WHAT IS BEING ASKED. Scan the lines below for the string "Jeeyoung" and report how many lines contain it, giving only the number.

--

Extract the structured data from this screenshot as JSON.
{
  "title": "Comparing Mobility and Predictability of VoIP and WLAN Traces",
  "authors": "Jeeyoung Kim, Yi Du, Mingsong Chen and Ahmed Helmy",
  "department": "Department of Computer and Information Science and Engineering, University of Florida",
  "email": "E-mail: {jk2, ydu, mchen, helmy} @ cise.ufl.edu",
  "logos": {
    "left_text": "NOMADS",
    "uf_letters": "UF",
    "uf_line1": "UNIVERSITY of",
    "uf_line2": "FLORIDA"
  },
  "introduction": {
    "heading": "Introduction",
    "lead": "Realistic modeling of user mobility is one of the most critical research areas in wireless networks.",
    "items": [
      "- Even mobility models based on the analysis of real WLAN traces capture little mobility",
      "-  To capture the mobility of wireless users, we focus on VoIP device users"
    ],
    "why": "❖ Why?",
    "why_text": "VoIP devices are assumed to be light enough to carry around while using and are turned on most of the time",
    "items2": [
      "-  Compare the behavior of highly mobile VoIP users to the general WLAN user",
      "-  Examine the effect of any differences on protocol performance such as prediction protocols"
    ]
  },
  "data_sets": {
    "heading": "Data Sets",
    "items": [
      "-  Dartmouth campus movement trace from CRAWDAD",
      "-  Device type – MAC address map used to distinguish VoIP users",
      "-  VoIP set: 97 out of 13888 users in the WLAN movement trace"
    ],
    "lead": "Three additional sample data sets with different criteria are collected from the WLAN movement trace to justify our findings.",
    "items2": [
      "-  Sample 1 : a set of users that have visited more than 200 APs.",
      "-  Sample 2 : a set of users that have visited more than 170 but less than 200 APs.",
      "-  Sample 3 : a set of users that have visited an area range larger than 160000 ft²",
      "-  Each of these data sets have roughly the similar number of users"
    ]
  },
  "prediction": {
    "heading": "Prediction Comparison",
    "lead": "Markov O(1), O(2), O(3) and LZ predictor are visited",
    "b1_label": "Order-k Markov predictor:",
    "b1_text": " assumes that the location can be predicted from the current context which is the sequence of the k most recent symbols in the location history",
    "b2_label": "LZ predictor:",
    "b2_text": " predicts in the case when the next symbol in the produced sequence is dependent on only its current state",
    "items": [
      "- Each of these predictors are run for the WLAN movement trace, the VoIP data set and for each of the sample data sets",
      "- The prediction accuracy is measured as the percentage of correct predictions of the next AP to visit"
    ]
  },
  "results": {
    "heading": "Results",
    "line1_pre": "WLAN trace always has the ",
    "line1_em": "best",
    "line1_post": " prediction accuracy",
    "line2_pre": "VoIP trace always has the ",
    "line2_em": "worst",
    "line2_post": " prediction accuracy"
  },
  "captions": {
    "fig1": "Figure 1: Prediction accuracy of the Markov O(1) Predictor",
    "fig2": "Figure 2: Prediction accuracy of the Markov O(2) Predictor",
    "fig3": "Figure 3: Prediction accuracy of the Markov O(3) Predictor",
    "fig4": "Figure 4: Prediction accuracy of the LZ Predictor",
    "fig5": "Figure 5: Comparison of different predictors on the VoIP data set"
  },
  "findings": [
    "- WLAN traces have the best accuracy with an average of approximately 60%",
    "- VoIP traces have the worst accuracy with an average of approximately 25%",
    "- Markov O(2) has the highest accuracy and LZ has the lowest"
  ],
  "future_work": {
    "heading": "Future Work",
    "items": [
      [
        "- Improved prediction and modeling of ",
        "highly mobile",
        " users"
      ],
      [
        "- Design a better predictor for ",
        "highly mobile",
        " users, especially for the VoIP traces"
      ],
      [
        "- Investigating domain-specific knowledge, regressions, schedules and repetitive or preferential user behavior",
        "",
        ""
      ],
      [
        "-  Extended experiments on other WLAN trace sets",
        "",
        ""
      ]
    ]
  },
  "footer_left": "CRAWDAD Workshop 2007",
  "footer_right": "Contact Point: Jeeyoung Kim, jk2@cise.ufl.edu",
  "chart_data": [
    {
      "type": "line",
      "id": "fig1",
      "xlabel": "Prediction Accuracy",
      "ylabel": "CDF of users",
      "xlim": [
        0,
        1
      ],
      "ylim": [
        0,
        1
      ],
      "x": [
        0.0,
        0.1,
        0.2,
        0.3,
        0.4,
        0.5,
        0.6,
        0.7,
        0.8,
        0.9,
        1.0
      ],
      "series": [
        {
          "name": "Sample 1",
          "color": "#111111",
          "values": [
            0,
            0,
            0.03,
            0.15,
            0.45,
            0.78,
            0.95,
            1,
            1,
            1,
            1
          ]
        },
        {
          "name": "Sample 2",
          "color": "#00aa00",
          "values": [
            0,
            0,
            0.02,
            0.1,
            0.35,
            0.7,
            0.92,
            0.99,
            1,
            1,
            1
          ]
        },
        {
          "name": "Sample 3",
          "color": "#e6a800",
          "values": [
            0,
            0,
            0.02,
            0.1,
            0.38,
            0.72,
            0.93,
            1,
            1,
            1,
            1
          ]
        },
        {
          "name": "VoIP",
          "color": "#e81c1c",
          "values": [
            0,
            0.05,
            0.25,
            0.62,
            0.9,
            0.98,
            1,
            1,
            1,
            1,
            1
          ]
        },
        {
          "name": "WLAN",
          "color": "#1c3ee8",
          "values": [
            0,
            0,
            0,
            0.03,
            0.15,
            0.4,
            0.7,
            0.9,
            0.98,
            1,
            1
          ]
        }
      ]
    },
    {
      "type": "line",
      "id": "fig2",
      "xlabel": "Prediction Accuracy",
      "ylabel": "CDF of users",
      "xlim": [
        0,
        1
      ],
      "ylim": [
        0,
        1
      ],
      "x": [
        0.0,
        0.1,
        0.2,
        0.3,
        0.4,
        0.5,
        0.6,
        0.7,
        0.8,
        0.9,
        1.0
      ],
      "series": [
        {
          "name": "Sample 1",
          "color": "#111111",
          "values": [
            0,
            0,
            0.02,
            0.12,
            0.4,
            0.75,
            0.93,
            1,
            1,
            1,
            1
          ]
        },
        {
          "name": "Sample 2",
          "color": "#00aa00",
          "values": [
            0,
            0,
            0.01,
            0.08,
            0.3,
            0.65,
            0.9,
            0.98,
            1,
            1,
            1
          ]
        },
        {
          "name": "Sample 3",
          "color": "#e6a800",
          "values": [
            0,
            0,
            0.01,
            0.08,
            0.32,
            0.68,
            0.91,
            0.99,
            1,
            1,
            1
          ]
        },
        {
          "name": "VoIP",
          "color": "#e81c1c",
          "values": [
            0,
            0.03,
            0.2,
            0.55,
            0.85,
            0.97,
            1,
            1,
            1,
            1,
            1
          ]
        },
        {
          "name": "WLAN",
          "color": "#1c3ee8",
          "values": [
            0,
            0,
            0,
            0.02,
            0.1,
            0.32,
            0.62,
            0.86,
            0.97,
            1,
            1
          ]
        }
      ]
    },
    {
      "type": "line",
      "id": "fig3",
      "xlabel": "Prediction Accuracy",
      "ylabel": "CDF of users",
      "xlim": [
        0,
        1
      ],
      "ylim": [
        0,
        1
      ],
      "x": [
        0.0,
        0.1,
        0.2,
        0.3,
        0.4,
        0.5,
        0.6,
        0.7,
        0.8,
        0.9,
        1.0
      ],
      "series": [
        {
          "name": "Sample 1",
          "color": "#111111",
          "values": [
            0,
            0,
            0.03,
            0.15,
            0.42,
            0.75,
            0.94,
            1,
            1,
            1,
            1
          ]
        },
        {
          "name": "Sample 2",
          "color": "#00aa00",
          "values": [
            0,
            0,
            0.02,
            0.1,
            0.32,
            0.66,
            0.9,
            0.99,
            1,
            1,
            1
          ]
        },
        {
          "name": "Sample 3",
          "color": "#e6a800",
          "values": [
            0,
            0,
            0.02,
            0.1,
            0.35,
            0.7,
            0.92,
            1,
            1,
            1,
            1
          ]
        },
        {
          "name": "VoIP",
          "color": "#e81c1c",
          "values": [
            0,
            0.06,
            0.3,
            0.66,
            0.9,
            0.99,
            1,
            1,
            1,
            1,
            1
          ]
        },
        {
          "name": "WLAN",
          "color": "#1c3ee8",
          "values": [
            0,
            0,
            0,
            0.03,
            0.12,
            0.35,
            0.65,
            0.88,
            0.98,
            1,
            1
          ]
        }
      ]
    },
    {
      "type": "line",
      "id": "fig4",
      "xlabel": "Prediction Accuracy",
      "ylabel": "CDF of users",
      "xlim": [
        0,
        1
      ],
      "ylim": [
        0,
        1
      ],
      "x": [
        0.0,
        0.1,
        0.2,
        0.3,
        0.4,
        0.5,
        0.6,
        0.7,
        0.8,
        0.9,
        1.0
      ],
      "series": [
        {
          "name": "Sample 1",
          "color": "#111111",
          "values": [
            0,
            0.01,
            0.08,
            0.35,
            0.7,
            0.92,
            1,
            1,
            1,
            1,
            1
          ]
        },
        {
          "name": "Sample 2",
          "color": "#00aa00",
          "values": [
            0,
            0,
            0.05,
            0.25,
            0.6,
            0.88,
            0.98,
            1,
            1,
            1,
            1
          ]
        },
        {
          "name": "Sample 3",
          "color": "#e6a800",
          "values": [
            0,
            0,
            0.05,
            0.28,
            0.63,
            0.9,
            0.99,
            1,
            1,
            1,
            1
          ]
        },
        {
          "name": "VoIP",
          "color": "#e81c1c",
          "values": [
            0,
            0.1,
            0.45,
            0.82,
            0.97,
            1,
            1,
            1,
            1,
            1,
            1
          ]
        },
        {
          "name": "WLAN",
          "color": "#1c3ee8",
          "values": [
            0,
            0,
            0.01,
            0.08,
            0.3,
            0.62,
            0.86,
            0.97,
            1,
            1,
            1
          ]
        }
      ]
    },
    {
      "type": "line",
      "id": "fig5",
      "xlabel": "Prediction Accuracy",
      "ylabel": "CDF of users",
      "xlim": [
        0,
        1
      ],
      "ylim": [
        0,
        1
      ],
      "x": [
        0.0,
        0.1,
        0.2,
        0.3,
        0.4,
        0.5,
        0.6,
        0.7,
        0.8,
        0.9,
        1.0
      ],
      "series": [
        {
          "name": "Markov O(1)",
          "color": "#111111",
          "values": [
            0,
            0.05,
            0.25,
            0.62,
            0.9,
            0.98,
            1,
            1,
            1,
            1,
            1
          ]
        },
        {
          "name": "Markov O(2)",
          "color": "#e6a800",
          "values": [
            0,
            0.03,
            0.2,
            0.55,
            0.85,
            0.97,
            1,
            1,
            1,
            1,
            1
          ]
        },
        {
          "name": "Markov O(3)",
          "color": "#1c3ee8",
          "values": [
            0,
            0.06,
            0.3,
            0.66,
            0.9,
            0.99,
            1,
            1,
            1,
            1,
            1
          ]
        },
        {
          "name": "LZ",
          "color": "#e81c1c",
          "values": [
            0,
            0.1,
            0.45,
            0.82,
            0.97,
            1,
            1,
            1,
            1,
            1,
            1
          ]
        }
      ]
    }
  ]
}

--

THE REPLY. 2